**Work to do**
Search the material for the string "فریدون", then return every line where it is found.

** BEGIN **

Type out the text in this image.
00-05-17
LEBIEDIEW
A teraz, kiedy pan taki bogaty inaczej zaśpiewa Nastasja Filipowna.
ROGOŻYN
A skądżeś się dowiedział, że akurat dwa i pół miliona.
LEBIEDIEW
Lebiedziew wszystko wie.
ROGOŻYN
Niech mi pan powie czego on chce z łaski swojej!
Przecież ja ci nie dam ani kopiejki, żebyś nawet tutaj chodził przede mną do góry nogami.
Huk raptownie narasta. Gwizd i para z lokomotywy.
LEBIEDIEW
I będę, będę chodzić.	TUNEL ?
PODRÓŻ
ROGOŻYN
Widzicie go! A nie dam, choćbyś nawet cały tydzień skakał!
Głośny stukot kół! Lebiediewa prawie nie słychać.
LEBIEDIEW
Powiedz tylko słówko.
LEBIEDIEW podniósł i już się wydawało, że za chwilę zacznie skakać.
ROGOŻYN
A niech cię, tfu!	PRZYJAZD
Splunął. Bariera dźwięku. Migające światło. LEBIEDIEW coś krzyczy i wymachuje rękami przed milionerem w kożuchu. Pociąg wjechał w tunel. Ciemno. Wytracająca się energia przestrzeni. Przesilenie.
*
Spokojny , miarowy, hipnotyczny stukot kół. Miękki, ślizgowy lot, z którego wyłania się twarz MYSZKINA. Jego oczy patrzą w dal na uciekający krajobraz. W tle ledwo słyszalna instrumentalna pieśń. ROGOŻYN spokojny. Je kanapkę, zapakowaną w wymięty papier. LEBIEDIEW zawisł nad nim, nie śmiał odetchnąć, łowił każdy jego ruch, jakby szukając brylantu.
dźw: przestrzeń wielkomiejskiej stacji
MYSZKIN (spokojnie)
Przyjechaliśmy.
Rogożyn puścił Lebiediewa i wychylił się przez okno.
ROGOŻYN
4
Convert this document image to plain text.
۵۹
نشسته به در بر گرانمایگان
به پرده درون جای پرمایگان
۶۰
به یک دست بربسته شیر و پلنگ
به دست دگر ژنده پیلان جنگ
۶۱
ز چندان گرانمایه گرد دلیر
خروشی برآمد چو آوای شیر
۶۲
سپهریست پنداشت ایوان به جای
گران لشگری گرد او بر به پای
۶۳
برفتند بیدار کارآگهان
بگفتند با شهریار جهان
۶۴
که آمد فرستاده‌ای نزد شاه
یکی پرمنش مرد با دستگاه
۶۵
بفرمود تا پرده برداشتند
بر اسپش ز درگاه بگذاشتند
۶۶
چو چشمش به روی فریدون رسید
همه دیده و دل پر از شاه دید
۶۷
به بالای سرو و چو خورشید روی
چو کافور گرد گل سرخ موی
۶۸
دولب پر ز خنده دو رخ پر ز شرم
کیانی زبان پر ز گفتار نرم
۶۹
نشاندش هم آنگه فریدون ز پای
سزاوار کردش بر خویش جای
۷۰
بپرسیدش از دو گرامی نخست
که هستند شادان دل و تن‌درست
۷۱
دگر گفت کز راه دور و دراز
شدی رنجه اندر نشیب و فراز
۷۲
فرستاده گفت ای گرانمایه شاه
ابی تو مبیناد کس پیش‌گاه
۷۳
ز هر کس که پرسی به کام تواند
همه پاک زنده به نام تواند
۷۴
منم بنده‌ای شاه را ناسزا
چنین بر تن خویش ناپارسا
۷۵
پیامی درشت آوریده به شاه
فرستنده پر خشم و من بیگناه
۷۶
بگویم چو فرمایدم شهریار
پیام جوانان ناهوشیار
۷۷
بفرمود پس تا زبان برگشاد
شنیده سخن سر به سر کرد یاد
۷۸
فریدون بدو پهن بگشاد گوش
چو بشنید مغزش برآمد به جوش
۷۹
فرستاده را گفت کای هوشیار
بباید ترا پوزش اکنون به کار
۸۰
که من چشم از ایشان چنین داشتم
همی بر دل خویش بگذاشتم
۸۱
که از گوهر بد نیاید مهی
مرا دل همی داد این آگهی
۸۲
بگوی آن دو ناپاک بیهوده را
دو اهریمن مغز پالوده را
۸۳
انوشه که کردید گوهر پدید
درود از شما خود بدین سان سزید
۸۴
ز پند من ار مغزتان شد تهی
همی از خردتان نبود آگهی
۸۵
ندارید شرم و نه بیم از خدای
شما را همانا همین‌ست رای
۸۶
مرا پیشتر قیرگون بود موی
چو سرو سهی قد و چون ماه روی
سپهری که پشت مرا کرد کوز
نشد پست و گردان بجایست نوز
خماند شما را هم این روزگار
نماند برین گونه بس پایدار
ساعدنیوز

** END **

**Solution**
چو چشمش به روی فریدون رسید
نشاندش هم آنگه فریدون ز پای
فریدون بدو پهن بگشاد گوش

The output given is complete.